- _Given entries_
____

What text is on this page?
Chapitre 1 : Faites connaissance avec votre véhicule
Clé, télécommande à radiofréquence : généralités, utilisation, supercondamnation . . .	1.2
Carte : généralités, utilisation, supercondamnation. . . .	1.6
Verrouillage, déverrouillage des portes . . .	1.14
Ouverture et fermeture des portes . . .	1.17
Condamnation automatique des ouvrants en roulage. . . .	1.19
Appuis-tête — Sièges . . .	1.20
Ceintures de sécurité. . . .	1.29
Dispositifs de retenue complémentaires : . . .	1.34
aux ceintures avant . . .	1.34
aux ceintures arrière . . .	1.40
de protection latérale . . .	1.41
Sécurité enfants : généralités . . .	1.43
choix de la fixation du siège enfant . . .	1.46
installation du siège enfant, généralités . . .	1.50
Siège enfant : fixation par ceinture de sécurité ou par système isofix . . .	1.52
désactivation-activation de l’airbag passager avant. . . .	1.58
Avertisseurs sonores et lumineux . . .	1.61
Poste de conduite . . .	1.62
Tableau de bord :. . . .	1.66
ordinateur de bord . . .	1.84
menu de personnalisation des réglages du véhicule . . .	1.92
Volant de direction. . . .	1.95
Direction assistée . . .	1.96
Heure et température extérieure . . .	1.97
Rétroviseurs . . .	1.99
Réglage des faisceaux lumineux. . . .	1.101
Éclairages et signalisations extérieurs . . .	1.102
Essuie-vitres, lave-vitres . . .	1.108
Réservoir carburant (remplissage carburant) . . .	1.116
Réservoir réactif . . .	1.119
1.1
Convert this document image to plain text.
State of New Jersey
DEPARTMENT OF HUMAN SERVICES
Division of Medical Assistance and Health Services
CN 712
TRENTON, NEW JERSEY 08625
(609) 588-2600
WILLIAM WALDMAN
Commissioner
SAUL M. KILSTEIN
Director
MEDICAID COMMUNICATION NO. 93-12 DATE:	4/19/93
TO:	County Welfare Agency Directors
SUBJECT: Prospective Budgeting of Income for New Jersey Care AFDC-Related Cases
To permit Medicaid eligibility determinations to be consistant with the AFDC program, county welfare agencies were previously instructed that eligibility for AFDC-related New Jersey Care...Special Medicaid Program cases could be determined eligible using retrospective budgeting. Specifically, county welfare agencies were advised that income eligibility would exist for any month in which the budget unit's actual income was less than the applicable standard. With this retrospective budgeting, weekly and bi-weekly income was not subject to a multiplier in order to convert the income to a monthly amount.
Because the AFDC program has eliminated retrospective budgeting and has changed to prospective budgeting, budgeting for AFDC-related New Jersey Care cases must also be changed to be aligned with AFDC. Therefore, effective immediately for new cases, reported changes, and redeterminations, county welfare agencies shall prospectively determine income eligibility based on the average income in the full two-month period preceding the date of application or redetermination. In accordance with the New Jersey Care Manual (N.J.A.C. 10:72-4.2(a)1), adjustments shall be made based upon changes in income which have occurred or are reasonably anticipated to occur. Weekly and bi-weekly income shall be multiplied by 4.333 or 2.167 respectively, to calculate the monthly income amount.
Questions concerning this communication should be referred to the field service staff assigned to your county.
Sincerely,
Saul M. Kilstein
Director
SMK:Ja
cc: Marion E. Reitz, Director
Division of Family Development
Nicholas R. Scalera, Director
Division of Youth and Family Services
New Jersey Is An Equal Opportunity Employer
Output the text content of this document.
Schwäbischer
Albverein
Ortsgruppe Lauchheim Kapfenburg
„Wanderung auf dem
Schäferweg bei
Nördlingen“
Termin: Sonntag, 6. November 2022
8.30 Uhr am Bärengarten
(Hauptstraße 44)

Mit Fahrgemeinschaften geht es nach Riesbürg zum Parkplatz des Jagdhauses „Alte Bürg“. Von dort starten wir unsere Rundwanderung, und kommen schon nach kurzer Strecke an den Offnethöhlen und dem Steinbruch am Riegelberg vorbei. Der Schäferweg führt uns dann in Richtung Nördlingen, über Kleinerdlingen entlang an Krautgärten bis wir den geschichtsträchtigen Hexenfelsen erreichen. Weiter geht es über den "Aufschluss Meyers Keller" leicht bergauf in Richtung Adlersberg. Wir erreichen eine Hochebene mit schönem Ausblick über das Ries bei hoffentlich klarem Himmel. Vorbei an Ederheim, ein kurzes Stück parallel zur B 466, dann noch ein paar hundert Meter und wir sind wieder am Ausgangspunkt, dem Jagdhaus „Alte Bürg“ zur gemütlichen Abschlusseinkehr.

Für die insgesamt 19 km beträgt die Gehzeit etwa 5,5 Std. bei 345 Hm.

____

- _Task goal_
Lines of the material that contain the word "bord" are to be gathered.

- _Written solution_
Tableau de bord :. . . .	1.66
ordinateur de bord . . .	1.84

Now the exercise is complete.